* Begin *

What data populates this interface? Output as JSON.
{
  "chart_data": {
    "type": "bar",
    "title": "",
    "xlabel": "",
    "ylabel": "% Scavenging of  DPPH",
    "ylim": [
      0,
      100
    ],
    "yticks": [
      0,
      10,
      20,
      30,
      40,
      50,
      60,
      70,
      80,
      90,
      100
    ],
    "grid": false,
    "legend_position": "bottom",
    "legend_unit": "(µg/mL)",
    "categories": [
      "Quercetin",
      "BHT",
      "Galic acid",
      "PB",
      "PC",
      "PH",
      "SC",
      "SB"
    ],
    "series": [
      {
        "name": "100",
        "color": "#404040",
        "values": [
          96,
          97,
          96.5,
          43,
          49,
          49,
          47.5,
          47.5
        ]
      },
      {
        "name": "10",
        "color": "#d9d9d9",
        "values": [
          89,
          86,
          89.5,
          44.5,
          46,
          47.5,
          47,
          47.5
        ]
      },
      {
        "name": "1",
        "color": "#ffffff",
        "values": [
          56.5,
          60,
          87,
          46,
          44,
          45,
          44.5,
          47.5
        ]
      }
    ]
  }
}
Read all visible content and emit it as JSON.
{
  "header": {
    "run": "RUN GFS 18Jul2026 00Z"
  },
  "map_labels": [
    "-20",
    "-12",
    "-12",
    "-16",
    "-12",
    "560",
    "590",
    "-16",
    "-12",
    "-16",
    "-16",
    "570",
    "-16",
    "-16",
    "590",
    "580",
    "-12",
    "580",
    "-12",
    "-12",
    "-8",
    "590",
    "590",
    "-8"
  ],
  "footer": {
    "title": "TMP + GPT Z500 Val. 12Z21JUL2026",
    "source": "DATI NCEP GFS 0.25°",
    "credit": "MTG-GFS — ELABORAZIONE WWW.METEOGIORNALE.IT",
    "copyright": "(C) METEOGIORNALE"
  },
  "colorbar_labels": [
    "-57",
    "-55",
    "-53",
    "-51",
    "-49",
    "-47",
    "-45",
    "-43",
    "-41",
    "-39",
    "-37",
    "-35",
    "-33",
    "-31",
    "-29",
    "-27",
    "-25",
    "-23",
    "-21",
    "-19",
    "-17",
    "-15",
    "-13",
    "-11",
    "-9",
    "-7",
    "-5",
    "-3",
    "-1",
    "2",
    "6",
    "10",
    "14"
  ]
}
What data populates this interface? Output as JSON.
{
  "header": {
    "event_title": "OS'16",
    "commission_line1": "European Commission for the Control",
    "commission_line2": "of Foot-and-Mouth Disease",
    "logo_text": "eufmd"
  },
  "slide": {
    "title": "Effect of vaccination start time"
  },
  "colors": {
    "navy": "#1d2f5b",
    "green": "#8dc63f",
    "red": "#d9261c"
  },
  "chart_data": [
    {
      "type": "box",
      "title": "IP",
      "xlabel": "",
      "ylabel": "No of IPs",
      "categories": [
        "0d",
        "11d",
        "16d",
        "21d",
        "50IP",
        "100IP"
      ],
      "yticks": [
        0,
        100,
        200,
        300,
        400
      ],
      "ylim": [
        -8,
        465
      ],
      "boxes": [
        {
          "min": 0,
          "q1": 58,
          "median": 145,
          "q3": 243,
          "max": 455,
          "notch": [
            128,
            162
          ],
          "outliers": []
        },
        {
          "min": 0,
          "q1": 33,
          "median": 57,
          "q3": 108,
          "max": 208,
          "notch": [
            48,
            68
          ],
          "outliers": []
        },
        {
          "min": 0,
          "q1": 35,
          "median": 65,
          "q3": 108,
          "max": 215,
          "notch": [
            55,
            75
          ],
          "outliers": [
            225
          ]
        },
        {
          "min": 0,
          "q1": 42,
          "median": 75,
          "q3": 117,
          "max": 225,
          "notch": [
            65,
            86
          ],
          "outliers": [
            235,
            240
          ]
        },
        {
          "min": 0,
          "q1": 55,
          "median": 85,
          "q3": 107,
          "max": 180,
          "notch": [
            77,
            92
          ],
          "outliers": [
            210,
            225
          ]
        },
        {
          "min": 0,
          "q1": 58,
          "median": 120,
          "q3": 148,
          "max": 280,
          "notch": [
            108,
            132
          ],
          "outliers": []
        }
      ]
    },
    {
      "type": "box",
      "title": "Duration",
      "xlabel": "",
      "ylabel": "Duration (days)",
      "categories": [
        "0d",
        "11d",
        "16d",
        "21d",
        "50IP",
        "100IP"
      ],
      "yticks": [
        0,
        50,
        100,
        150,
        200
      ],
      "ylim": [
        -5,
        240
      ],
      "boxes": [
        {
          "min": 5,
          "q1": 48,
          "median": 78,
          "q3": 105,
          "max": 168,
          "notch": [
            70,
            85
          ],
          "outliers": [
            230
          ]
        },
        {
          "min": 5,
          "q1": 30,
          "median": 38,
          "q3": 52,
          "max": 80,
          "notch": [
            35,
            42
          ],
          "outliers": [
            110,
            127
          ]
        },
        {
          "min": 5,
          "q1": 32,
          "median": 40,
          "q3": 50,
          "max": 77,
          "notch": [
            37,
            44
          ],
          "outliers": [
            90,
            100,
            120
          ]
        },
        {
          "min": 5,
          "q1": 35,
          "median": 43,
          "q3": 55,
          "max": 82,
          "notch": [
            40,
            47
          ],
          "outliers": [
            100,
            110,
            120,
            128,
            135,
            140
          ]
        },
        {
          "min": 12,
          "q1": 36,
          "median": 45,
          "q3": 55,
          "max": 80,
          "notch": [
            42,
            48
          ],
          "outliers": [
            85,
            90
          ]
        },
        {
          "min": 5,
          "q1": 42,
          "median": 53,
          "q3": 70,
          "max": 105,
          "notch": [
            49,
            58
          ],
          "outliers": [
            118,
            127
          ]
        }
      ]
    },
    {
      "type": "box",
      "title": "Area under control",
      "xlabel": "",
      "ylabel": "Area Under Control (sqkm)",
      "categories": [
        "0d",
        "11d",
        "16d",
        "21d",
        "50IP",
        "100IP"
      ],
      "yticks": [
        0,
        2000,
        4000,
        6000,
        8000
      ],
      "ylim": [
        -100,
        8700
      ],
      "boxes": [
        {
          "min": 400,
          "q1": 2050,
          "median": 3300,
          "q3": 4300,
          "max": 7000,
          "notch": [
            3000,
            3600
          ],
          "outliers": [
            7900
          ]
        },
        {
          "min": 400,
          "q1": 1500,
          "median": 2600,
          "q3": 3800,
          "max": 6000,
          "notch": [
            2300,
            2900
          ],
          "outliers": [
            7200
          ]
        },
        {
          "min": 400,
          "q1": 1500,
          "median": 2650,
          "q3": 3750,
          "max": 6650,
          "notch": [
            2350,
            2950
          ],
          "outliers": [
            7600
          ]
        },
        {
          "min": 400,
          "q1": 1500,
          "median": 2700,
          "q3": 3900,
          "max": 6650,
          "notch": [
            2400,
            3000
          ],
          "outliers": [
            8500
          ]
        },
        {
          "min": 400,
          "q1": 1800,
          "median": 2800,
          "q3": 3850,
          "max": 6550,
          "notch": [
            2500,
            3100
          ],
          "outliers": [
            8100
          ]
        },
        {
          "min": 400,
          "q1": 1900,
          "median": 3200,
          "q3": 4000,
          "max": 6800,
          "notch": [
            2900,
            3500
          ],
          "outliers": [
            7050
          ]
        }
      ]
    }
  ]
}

* End *

What you have to do:
Filter for "Duration". Return all lines that hold it.

Exercise result:
      "title": "Duration",
      "ylabel": "Duration (days)",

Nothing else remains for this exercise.